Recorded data
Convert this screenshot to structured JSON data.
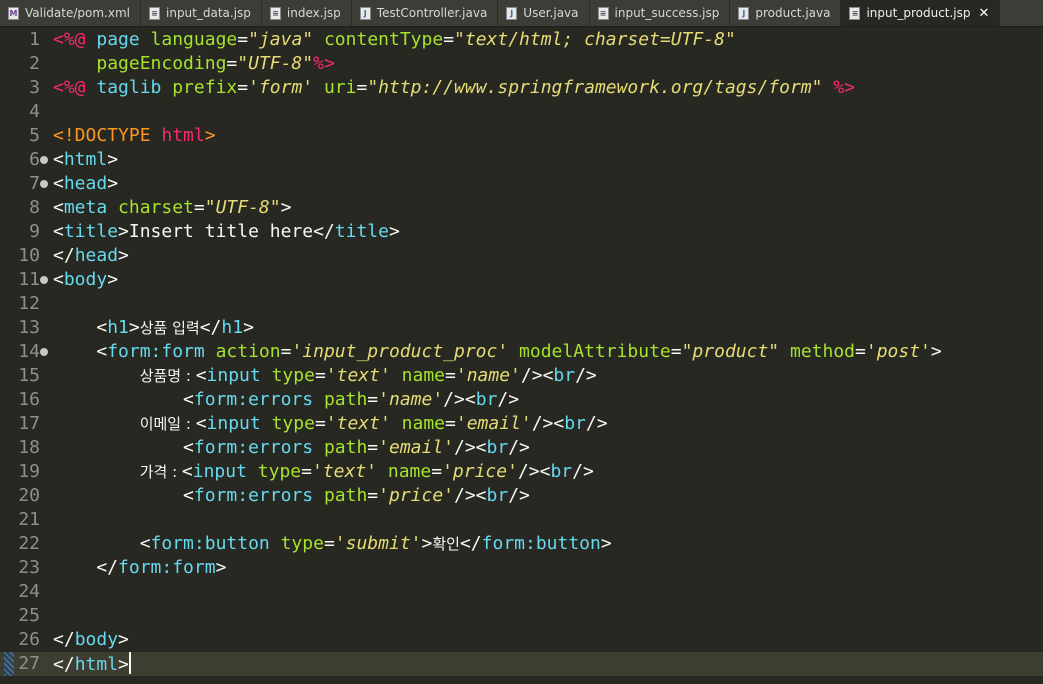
{
  "tabs": [
    {
      "label": "Validate/pom.xml",
      "icon": "xml-file-icon",
      "type": "xml"
    },
    {
      "label": "input_data.jsp",
      "icon": "jsp-file-icon",
      "type": "jsp"
    },
    {
      "label": "index.jsp",
      "icon": "jsp-file-icon",
      "type": "jsp"
    },
    {
      "label": "TestController.java",
      "icon": "java-file-icon",
      "type": "java"
    },
    {
      "label": "User.java",
      "icon": "java-file-icon",
      "type": "java"
    },
    {
      "label": "input_success.jsp",
      "icon": "jsp-file-icon",
      "type": "jsp"
    },
    {
      "label": "product.java",
      "icon": "java-file-icon",
      "type": "java"
    },
    {
      "label": "input_product.jsp",
      "icon": "jsp-file-icon",
      "type": "jsp",
      "active": true
    }
  ],
  "editor": {
    "current_line": 27,
    "folded_lines": [
      6,
      7,
      11,
      14
    ],
    "lines": [
      {
        "n": 1,
        "tokens": [
          [
            "p",
            "<%@ "
          ],
          [
            "k",
            "page "
          ],
          [
            "a",
            "language"
          ],
          [
            "b",
            "="
          ],
          [
            "s",
            "\"java\""
          ],
          [
            "b",
            " "
          ],
          [
            "a",
            "contentType"
          ],
          [
            "b",
            "="
          ],
          [
            "s",
            "\"text/html; charset=UTF-8\""
          ]
        ]
      },
      {
        "n": 2,
        "tokens": [
          [
            "b",
            "    "
          ],
          [
            "a",
            "pageEncoding"
          ],
          [
            "b",
            "="
          ],
          [
            "s",
            "\"UTF-8\""
          ],
          [
            "p",
            "%>"
          ]
        ]
      },
      {
        "n": 3,
        "tokens": [
          [
            "p",
            "<%@ "
          ],
          [
            "k",
            "taglib "
          ],
          [
            "a",
            "prefix"
          ],
          [
            "b",
            "="
          ],
          [
            "s",
            "'form'"
          ],
          [
            "b",
            " "
          ],
          [
            "a",
            "uri"
          ],
          [
            "b",
            "="
          ],
          [
            "s",
            "\"http://www.springframework.org/tags/form\""
          ],
          [
            "b",
            " "
          ],
          [
            "p",
            "%>"
          ]
        ]
      },
      {
        "n": 4,
        "tokens": []
      },
      {
        "n": 5,
        "tokens": [
          [
            "d",
            "<!DOCTYPE "
          ],
          [
            "p",
            "html"
          ],
          [
            "d",
            ">"
          ]
        ]
      },
      {
        "n": 6,
        "tokens": [
          [
            "b",
            "<"
          ],
          [
            "k",
            "html"
          ],
          [
            "b",
            ">"
          ]
        ]
      },
      {
        "n": 7,
        "tokens": [
          [
            "b",
            "<"
          ],
          [
            "k",
            "head"
          ],
          [
            "b",
            ">"
          ]
        ]
      },
      {
        "n": 8,
        "tokens": [
          [
            "b",
            "<"
          ],
          [
            "k",
            "meta "
          ],
          [
            "a",
            "charset"
          ],
          [
            "b",
            "="
          ],
          [
            "s",
            "\"UTF-8\""
          ],
          [
            "b",
            ">"
          ]
        ]
      },
      {
        "n": 9,
        "tokens": [
          [
            "b",
            "<"
          ],
          [
            "k",
            "title"
          ],
          [
            "b",
            ">Insert title here</"
          ],
          [
            "k",
            "title"
          ],
          [
            "b",
            ">"
          ]
        ]
      },
      {
        "n": 10,
        "tokens": [
          [
            "b",
            "</"
          ],
          [
            "k",
            "head"
          ],
          [
            "b",
            ">"
          ]
        ]
      },
      {
        "n": 11,
        "tokens": [
          [
            "b",
            "<"
          ],
          [
            "k",
            "body"
          ],
          [
            "b",
            ">"
          ]
        ]
      },
      {
        "n": 12,
        "tokens": []
      },
      {
        "n": 13,
        "tokens": [
          [
            "b",
            "    <"
          ],
          [
            "k",
            "h1"
          ],
          [
            "b",
            ">"
          ],
          [
            "kr",
            "상품 입력"
          ],
          [
            "b",
            "</"
          ],
          [
            "k",
            "h1"
          ],
          [
            "b",
            ">"
          ]
        ]
      },
      {
        "n": 14,
        "tokens": [
          [
            "b",
            "    <"
          ],
          [
            "k",
            "form:form "
          ],
          [
            "a",
            "action"
          ],
          [
            "b",
            "="
          ],
          [
            "s",
            "'input_product_proc'"
          ],
          [
            "b",
            " "
          ],
          [
            "a",
            "modelAttribute"
          ],
          [
            "b",
            "="
          ],
          [
            "s",
            "\"product\""
          ],
          [
            "b",
            " "
          ],
          [
            "a",
            "method"
          ],
          [
            "b",
            "="
          ],
          [
            "s",
            "'post'"
          ],
          [
            "b",
            ">"
          ]
        ]
      },
      {
        "n": 15,
        "tokens": [
          [
            "b",
            "        "
          ],
          [
            "kr",
            "상품명 : "
          ],
          [
            "b",
            "<"
          ],
          [
            "k",
            "input "
          ],
          [
            "a",
            "type"
          ],
          [
            "b",
            "="
          ],
          [
            "s",
            "'text'"
          ],
          [
            "b",
            " "
          ],
          [
            "a",
            "name"
          ],
          [
            "b",
            "="
          ],
          [
            "s",
            "'name'"
          ],
          [
            "b",
            "/><"
          ],
          [
            "k",
            "br"
          ],
          [
            "b",
            "/>"
          ]
        ]
      },
      {
        "n": 16,
        "tokens": [
          [
            "b",
            "            <"
          ],
          [
            "k",
            "form:errors "
          ],
          [
            "a",
            "path"
          ],
          [
            "b",
            "="
          ],
          [
            "s",
            "'name'"
          ],
          [
            "b",
            "/><"
          ],
          [
            "k",
            "br"
          ],
          [
            "b",
            "/>"
          ]
        ]
      },
      {
        "n": 17,
        "tokens": [
          [
            "b",
            "        "
          ],
          [
            "kr",
            "이메일 : "
          ],
          [
            "b",
            "<"
          ],
          [
            "k",
            "input "
          ],
          [
            "a",
            "type"
          ],
          [
            "b",
            "="
          ],
          [
            "s",
            "'text'"
          ],
          [
            "b",
            " "
          ],
          [
            "a",
            "name"
          ],
          [
            "b",
            "="
          ],
          [
            "s",
            "'email'"
          ],
          [
            "b",
            "/><"
          ],
          [
            "k",
            "br"
          ],
          [
            "b",
            "/>"
          ]
        ]
      },
      {
        "n": 18,
        "tokens": [
          [
            "b",
            "            <"
          ],
          [
            "k",
            "form:errors "
          ],
          [
            "a",
            "path"
          ],
          [
            "b",
            "="
          ],
          [
            "s",
            "'email'"
          ],
          [
            "b",
            "/><"
          ],
          [
            "k",
            "br"
          ],
          [
            "b",
            "/>"
          ]
        ]
      },
      {
        "n": 19,
        "tokens": [
          [
            "b",
            "        "
          ],
          [
            "kr",
            "가격 : "
          ],
          [
            "b",
            "<"
          ],
          [
            "k",
            "input "
          ],
          [
            "a",
            "type"
          ],
          [
            "b",
            "="
          ],
          [
            "s",
            "'text'"
          ],
          [
            "b",
            " "
          ],
          [
            "a",
            "name"
          ],
          [
            "b",
            "="
          ],
          [
            "s",
            "'price'"
          ],
          [
            "b",
            "/><"
          ],
          [
            "k",
            "br"
          ],
          [
            "b",
            "/>"
          ]
        ]
      },
      {
        "n": 20,
        "tokens": [
          [
            "b",
            "            <"
          ],
          [
            "k",
            "form:errors "
          ],
          [
            "a",
            "path"
          ],
          [
            "b",
            "="
          ],
          [
            "s",
            "'price'"
          ],
          [
            "b",
            "/><"
          ],
          [
            "k",
            "br"
          ],
          [
            "b",
            "/>"
          ]
        ]
      },
      {
        "n": 21,
        "tokens": []
      },
      {
        "n": 22,
        "tokens": [
          [
            "b",
            "        <"
          ],
          [
            "k",
            "form:button "
          ],
          [
            "a",
            "type"
          ],
          [
            "b",
            "="
          ],
          [
            "s",
            "'submit'"
          ],
          [
            "b",
            ">"
          ],
          [
            "kr",
            "확인"
          ],
          [
            "b",
            "</"
          ],
          [
            "k",
            "form:button"
          ],
          [
            "b",
            ">"
          ]
        ]
      },
      {
        "n": 23,
        "tokens": [
          [
            "b",
            "    </"
          ],
          [
            "k",
            "form:form"
          ],
          [
            "b",
            ">"
          ]
        ]
      },
      {
        "n": 24,
        "tokens": []
      },
      {
        "n": 25,
        "tokens": []
      },
      {
        "n": 26,
        "tokens": [
          [
            "b",
            "</"
          ],
          [
            "k",
            "body"
          ],
          [
            "b",
            ">"
          ]
        ]
      },
      {
        "n": 27,
        "tokens": [
          [
            "b",
            "</"
          ],
          [
            "k",
            "html"
          ],
          [
            "b",
            ">"
          ]
        ]
      }
    ]
  },
  "colors": {
    "background": "#272822",
    "keyword": "#66d9ef",
    "attribute": "#a6e22e",
    "string": "#e6db74",
    "directive": "#f92672"
  }
}
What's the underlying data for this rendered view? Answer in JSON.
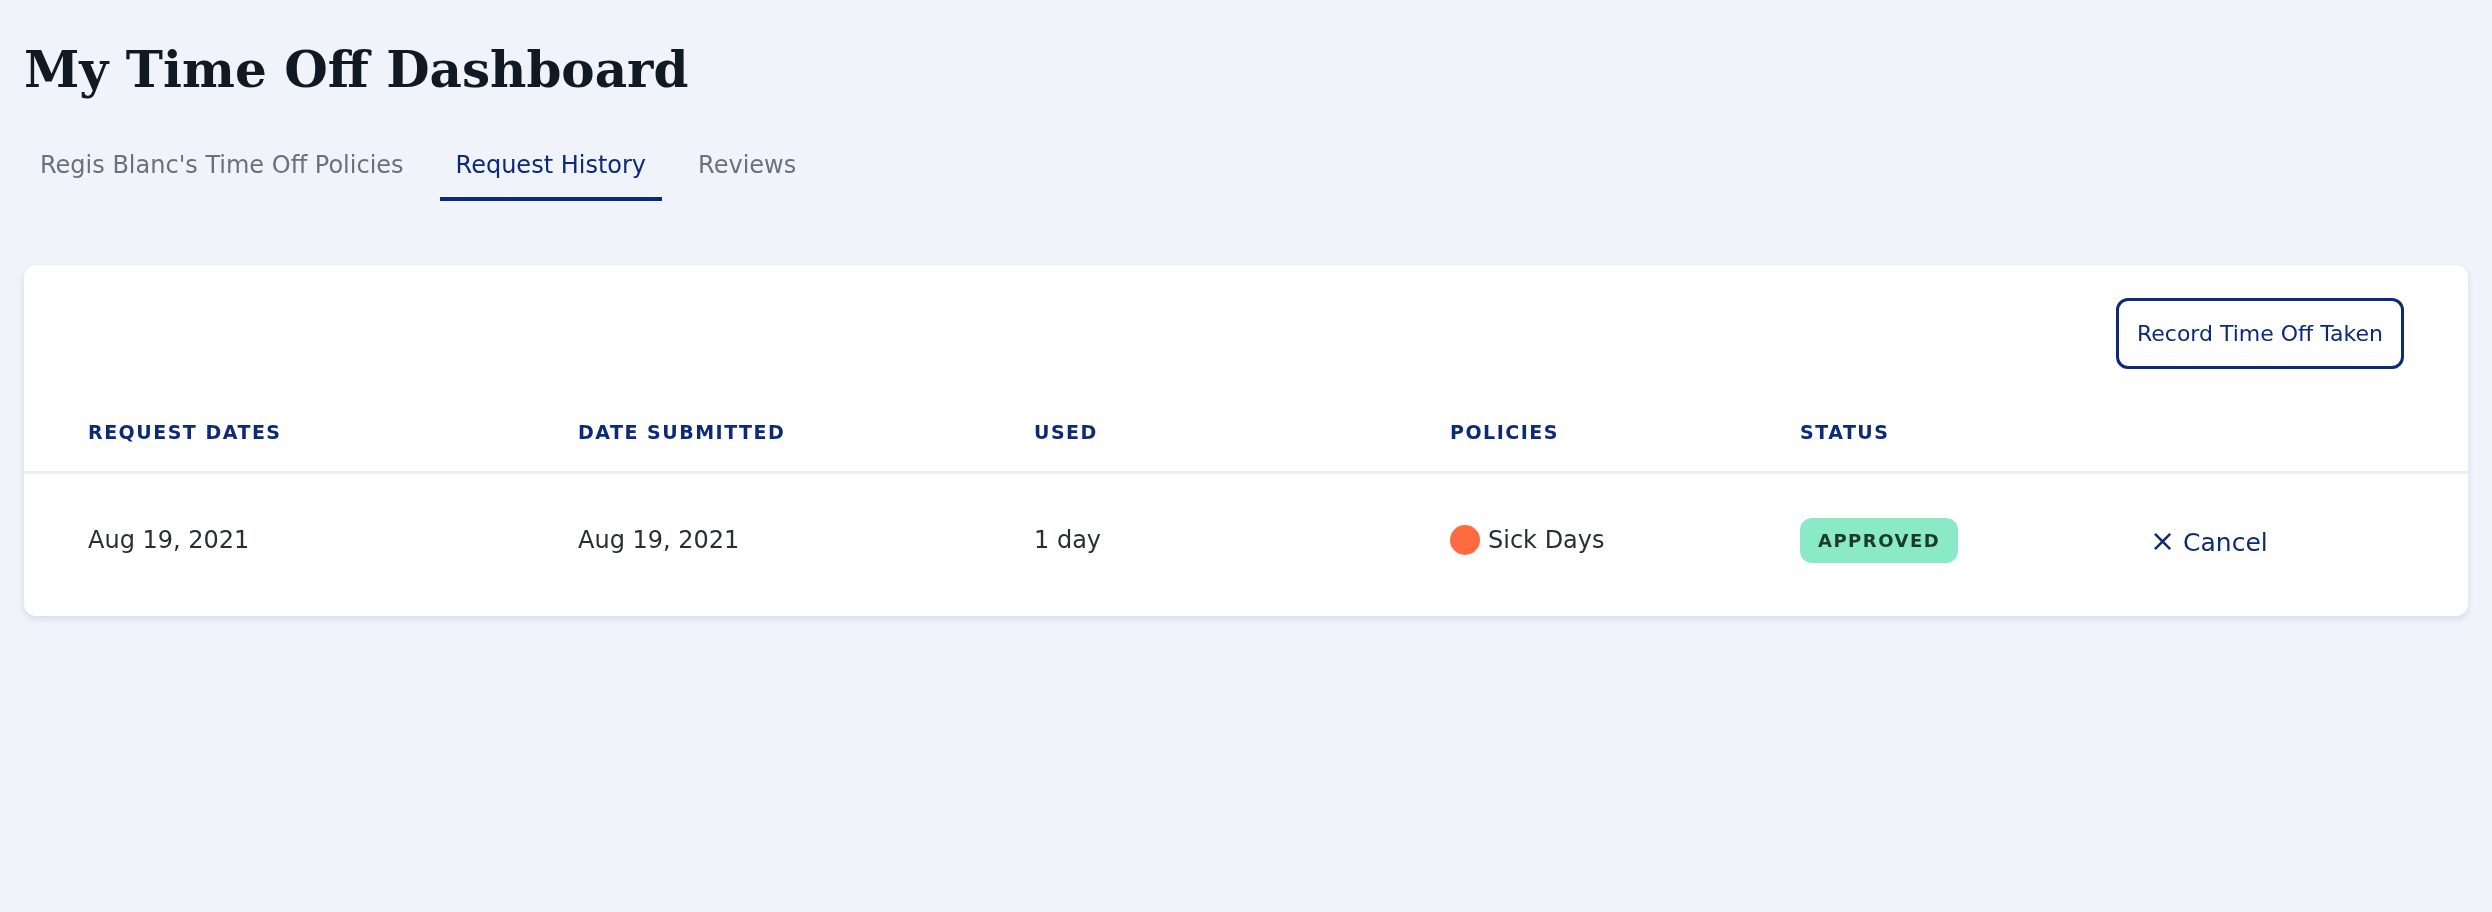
{
  "page": {
    "title": "My Time Off Dashboard"
  },
  "tabs": [
    {
      "label": "Regis Blanc's Time Off Policies",
      "selected": false
    },
    {
      "label": "Request History",
      "selected": true
    },
    {
      "label": "Reviews",
      "selected": false
    }
  ],
  "actions": {
    "record_button": "Record Time Off Taken"
  },
  "table": {
    "columns": [
      "REQUEST DATES",
      "DATE SUBMITTED",
      "USED",
      "POLICIES",
      "STATUS"
    ],
    "rows": [
      {
        "request_dates": "Aug 19, 2021",
        "date_submitted": "Aug 19, 2021",
        "used": "1 day",
        "policy": {
          "name": "Sick Days",
          "color": "#ff6b40"
        },
        "status": {
          "label": "APPROVED",
          "kind": "approved"
        },
        "action": {
          "icon": "×",
          "label": "Cancel"
        }
      }
    ]
  }
}
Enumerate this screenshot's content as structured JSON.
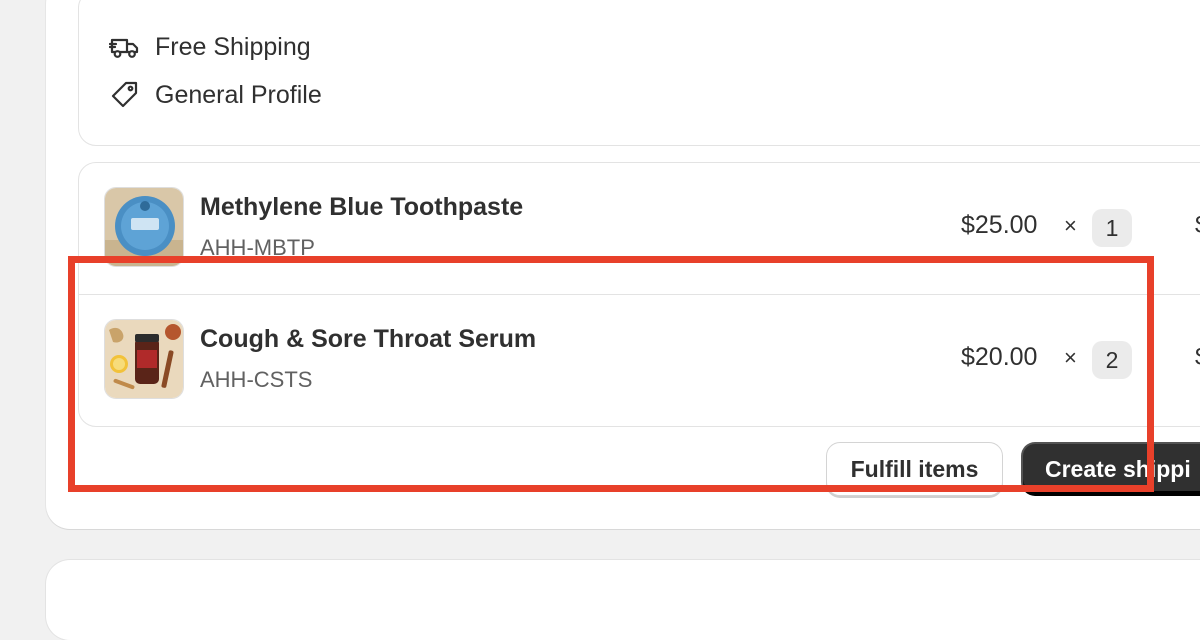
{
  "shipping": {
    "method_label": "Free Shipping",
    "profile_label": "General Profile",
    "method_icon": "truck-icon",
    "profile_icon": "tag-icon"
  },
  "items": [
    {
      "name": "Methylene Blue Toothpaste",
      "sku": "AHH-MBTP",
      "price": "$25.00",
      "times": "×",
      "quantity": "1",
      "total_fragment": "$"
    },
    {
      "name": "Cough & Sore Throat Serum",
      "sku": "AHH-CSTS",
      "price": "$20.00",
      "times": "×",
      "quantity": "2",
      "total_fragment": "$"
    }
  ],
  "actions": {
    "fulfill_label": "Fulfill items",
    "create_label": "Create shippi"
  },
  "colors": {
    "highlight": "#e8402a",
    "primary_button": "#303030",
    "page_background": "#f1f1f1"
  }
}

DIRECTIVE
Leave the pictures out. Extract exactly the lines running from the one with "Enumerate this screenshot's" through the last entry, both ends included.

FINAL ANSWER
Enumerate this screenshot's content as structured JSON.
{
  "shipping": {
    "method_label": "Free Shipping",
    "profile_label": "General Profile",
    "method_icon": "truck-icon",
    "profile_icon": "tag-icon"
  },
  "items": [
    {
      "name": "Methylene Blue Toothpaste",
      "sku": "AHH-MBTP",
      "price": "$25.00",
      "times": "×",
      "quantity": "1",
      "total_fragment": "$"
    },
    {
      "name": "Cough & Sore Throat Serum",
      "sku": "AHH-CSTS",
      "price": "$20.00",
      "times": "×",
      "quantity": "2",
      "total_fragment": "$"
    }
  ],
  "actions": {
    "fulfill_label": "Fulfill items",
    "create_label": "Create shippi"
  },
  "colors": {
    "highlight": "#e8402a",
    "primary_button": "#303030",
    "page_background": "#f1f1f1"
  }
}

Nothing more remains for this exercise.